— start INPUT MATERIAL —
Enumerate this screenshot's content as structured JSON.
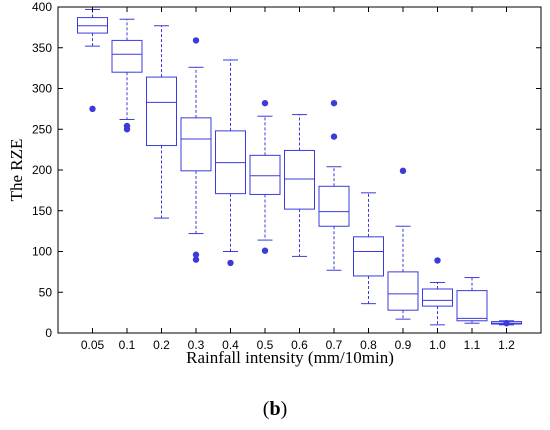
{
  "panel": {
    "open": "(",
    "letter": "b",
    "close": ")"
  },
  "chart_data": {
    "type": "box",
    "xlabel": "Rainfall intensity (mm/10min)",
    "ylabel": "The RZE",
    "ylim": [
      0,
      400
    ],
    "yticks": [
      0,
      50,
      100,
      150,
      200,
      250,
      300,
      350,
      400
    ],
    "grid": false,
    "box_color": "#3b3bdc",
    "categories": [
      "0.05",
      "0.1",
      "0.2",
      "0.3",
      "0.4",
      "0.5",
      "0.6",
      "0.7",
      "0.8",
      "0.9",
      "1.0",
      "1.1",
      "1.2"
    ],
    "boxes": [
      {
        "category": "0.05",
        "whisker_low": 352,
        "q1": 368,
        "median": 377,
        "q3": 387,
        "whisker_high": 397,
        "outliers": [
          275
        ]
      },
      {
        "category": "0.1",
        "whisker_low": 262,
        "q1": 320,
        "median": 342,
        "q3": 359,
        "whisker_high": 385,
        "outliers": [
          254,
          250
        ]
      },
      {
        "category": "0.2",
        "whisker_low": 141,
        "q1": 230,
        "median": 283,
        "q3": 314,
        "whisker_high": 377,
        "outliers": []
      },
      {
        "category": "0.3",
        "whisker_low": 122,
        "q1": 199,
        "median": 238,
        "q3": 264,
        "whisker_high": 326,
        "outliers": [
          359,
          96,
          90
        ]
      },
      {
        "category": "0.4",
        "whisker_low": 100,
        "q1": 171,
        "median": 209,
        "q3": 248,
        "whisker_high": 335,
        "outliers": [
          86
        ]
      },
      {
        "category": "0.5",
        "whisker_low": 114,
        "q1": 170,
        "median": 193,
        "q3": 218,
        "whisker_high": 266,
        "outliers": [
          282,
          101
        ]
      },
      {
        "category": "0.6",
        "whisker_low": 94,
        "q1": 152,
        "median": 189,
        "q3": 224,
        "whisker_high": 268,
        "outliers": []
      },
      {
        "category": "0.7",
        "whisker_low": 77,
        "q1": 131,
        "median": 149,
        "q3": 180,
        "whisker_high": 204,
        "outliers": [
          282,
          241
        ]
      },
      {
        "category": "0.8",
        "whisker_low": 36,
        "q1": 70,
        "median": 100,
        "q3": 118,
        "whisker_high": 172,
        "outliers": []
      },
      {
        "category": "0.9",
        "whisker_low": 17,
        "q1": 28,
        "median": 48,
        "q3": 75,
        "whisker_high": 131,
        "outliers": [
          199
        ]
      },
      {
        "category": "1.0",
        "whisker_low": 10,
        "q1": 33,
        "median": 40,
        "q3": 54,
        "whisker_high": 62,
        "outliers": [
          89
        ]
      },
      {
        "category": "1.1",
        "whisker_low": 12,
        "q1": 15,
        "median": 18,
        "q3": 52,
        "whisker_high": 68,
        "outliers": []
      },
      {
        "category": "1.2",
        "whisker_low": 10,
        "q1": 11,
        "median": 12,
        "q3": 14,
        "whisker_high": 15,
        "outliers": [
          12
        ]
      }
    ]
  }
}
— end INPUT MATERIAL —
YOUR INSTRUCTIONS: Each line of the data is to be duplicated exactly; pictures stay out of the copy.

WORKED ANSWER:
Enumerate this screenshot's content as structured JSON.
{
  "panel": {
    "open": "(",
    "letter": "b",
    "close": ")"
  },
  "chart_data": {
    "type": "box",
    "xlabel": "Rainfall intensity (mm/10min)",
    "ylabel": "The RZE",
    "ylim": [
      0,
      400
    ],
    "yticks": [
      0,
      50,
      100,
      150,
      200,
      250,
      300,
      350,
      400
    ],
    "grid": false,
    "box_color": "#3b3bdc",
    "categories": [
      "0.05",
      "0.1",
      "0.2",
      "0.3",
      "0.4",
      "0.5",
      "0.6",
      "0.7",
      "0.8",
      "0.9",
      "1.0",
      "1.1",
      "1.2"
    ],
    "boxes": [
      {
        "category": "0.05",
        "whisker_low": 352,
        "q1": 368,
        "median": 377,
        "q3": 387,
        "whisker_high": 397,
        "outliers": [
          275
        ]
      },
      {
        "category": "0.1",
        "whisker_low": 262,
        "q1": 320,
        "median": 342,
        "q3": 359,
        "whisker_high": 385,
        "outliers": [
          254,
          250
        ]
      },
      {
        "category": "0.2",
        "whisker_low": 141,
        "q1": 230,
        "median": 283,
        "q3": 314,
        "whisker_high": 377,
        "outliers": []
      },
      {
        "category": "0.3",
        "whisker_low": 122,
        "q1": 199,
        "median": 238,
        "q3": 264,
        "whisker_high": 326,
        "outliers": [
          359,
          96,
          90
        ]
      },
      {
        "category": "0.4",
        "whisker_low": 100,
        "q1": 171,
        "median": 209,
        "q3": 248,
        "whisker_high": 335,
        "outliers": [
          86
        ]
      },
      {
        "category": "0.5",
        "whisker_low": 114,
        "q1": 170,
        "median": 193,
        "q3": 218,
        "whisker_high": 266,
        "outliers": [
          282,
          101
        ]
      },
      {
        "category": "0.6",
        "whisker_low": 94,
        "q1": 152,
        "median": 189,
        "q3": 224,
        "whisker_high": 268,
        "outliers": []
      },
      {
        "category": "0.7",
        "whisker_low": 77,
        "q1": 131,
        "median": 149,
        "q3": 180,
        "whisker_high": 204,
        "outliers": [
          282,
          241
        ]
      },
      {
        "category": "0.8",
        "whisker_low": 36,
        "q1": 70,
        "median": 100,
        "q3": 118,
        "whisker_high": 172,
        "outliers": []
      },
      {
        "category": "0.9",
        "whisker_low": 17,
        "q1": 28,
        "median": 48,
        "q3": 75,
        "whisker_high": 131,
        "outliers": [
          199
        ]
      },
      {
        "category": "1.0",
        "whisker_low": 10,
        "q1": 33,
        "median": 40,
        "q3": 54,
        "whisker_high": 62,
        "outliers": [
          89
        ]
      },
      {
        "category": "1.1",
        "whisker_low": 12,
        "q1": 15,
        "median": 18,
        "q3": 52,
        "whisker_high": 68,
        "outliers": []
      },
      {
        "category": "1.2",
        "whisker_low": 10,
        "q1": 11,
        "median": 12,
        "q3": 14,
        "whisker_high": 15,
        "outliers": [
          12
        ]
      }
    ]
  }
}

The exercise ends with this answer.